* **Assigned task 1**:
Answer from the essay text on Klein's chapter:
(a) What name was the worst torturer known by, and who was he actually?
(b) Which chapter does the writer call very single sided?
(c) In the statement quoted from Klein, who is torturing the prisoners, and where?
* **Assigned task 2**: Reproduce the essay text on Klein's chapter from "other countries. America" to "begin to agree.".

* **Source document**:
* * * *

The article goes on to state how Her worst torturer was known as ''Rony,'' a
man who is actually a Honduran Army lieutenant, Marco Tulio Regalado.
(Lemoyne 1) It stood out to me that her worst torturer was not an American but
was once again someone of another nation. This man was indeed from the
Honduras. Klein uses these sources but once again only pulled out what she felt
was important to prove her point, and once again she focused solely on the
torturing and not the big piece that stood out to me, which was the help of the
other nation.
How is that Klein portrays such a tell all book, but I find the chapter the
Torture Lab to be very single sided. Only hearing about the tortures Americans
have put upon people, but falls short of telling the total truth about others who
also plays their part in admitting that Americans couldnt be doing all these things
alone.
All though to me Klein has proved what I am stating as correct this makes no
excuse for the fact that America in itself has been a monster even with the help of

other countries. America takes much blame because it is America who has started
these torture processes. Klein states that These prisoners are being tortured by
U.S. Citizens in U.S. run prisons on U.S. planes (Klein 52). That in all is much
true, so with the help of other nation America still takes much blame, and this is
one thing that I feel that Klein definitely does cover in this chapter and this is
where I begin to agree.

* * * *

[Page layout parsing data]
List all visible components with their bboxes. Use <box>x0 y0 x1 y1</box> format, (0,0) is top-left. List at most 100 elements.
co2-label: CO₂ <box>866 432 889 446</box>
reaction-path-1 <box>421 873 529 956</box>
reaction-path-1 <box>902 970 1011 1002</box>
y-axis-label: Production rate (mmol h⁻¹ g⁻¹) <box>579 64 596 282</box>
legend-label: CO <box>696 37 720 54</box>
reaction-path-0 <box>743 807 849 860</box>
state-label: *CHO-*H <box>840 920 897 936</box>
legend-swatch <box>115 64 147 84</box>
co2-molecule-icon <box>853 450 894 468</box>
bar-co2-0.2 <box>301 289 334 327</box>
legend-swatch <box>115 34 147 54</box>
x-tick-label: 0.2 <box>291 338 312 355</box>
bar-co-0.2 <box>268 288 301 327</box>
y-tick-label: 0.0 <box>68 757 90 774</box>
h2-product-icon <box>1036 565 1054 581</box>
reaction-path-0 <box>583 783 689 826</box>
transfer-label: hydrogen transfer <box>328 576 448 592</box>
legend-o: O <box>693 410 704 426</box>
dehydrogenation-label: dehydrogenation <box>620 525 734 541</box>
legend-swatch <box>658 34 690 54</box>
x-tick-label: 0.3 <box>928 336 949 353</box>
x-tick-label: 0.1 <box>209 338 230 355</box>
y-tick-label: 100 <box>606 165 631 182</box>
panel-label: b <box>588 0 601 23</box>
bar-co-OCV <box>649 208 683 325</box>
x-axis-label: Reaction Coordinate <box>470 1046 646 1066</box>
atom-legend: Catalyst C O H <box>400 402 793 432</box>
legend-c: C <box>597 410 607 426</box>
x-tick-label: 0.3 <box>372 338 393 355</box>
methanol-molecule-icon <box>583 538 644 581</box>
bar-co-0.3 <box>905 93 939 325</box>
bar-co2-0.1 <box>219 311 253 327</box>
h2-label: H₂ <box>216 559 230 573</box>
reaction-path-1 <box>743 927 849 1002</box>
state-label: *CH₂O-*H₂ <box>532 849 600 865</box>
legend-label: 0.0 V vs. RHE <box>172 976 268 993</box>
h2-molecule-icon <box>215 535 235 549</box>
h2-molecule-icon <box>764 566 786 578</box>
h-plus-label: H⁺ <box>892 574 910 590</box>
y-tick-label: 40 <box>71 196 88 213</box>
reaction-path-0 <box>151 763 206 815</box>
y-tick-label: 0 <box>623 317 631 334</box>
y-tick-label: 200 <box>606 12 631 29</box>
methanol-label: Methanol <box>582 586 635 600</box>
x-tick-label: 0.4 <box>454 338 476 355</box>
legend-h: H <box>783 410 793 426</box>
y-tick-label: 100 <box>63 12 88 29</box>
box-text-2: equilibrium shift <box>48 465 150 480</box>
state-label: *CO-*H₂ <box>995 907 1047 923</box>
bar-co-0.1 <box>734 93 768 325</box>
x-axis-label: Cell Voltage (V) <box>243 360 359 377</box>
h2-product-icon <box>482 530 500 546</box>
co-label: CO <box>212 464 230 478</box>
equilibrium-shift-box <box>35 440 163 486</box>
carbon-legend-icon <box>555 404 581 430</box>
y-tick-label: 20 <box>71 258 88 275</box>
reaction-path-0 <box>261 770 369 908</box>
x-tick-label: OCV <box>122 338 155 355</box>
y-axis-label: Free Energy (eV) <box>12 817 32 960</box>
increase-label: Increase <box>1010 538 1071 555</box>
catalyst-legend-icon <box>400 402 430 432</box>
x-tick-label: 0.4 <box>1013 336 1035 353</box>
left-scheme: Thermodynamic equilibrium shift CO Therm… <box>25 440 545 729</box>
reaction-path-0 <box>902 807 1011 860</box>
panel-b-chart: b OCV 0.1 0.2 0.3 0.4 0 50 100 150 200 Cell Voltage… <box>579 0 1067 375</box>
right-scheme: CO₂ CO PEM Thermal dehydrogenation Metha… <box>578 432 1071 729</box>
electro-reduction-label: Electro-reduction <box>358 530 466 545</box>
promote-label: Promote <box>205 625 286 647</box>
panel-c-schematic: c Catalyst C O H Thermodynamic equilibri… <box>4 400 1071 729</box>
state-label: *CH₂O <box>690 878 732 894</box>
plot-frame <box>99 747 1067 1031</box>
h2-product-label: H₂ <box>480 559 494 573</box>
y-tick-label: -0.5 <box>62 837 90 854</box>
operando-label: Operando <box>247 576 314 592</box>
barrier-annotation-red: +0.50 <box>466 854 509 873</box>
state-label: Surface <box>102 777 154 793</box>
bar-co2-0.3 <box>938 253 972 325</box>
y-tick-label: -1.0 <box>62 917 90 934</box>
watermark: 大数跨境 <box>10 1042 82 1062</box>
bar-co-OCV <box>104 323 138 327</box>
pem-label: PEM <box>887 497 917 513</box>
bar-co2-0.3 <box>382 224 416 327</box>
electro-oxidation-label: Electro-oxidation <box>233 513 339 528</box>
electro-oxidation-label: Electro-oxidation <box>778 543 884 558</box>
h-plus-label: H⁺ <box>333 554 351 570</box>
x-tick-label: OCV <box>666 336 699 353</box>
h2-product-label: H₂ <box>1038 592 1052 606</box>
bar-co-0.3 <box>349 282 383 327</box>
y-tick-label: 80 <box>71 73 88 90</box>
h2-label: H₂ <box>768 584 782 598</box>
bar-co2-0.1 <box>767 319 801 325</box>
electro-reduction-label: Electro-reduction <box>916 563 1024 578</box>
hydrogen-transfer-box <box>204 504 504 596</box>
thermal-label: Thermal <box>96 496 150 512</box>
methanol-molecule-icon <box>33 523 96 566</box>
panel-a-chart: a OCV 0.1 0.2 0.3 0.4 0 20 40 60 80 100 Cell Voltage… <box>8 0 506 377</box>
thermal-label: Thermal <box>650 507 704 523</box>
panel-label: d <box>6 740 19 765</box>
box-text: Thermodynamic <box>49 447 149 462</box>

* * * *

* **Answer section 1**:
(a) He was known as "Rony" and was actually a Honduran Army lieutenant, Marco Tulio Regalado.
(b) The chapter "the Torture Lab."
(c) U.S. citizens are torturing them, in U.S.-run prisons and on U.S. planes.

* **Answer section 2**:
other countries. America takes much blame because it is America who has started
these torture processes. Klein states that These prisoners are being tortured by
U.S. Citizens in U.S. run prisons on U.S. planes (Klein 52). That in all is much
true, so with the help of other nation America still takes much blame, and this is
one thing that I feel that Klein definitely does cover in this chapter and this is
where I begin to agree.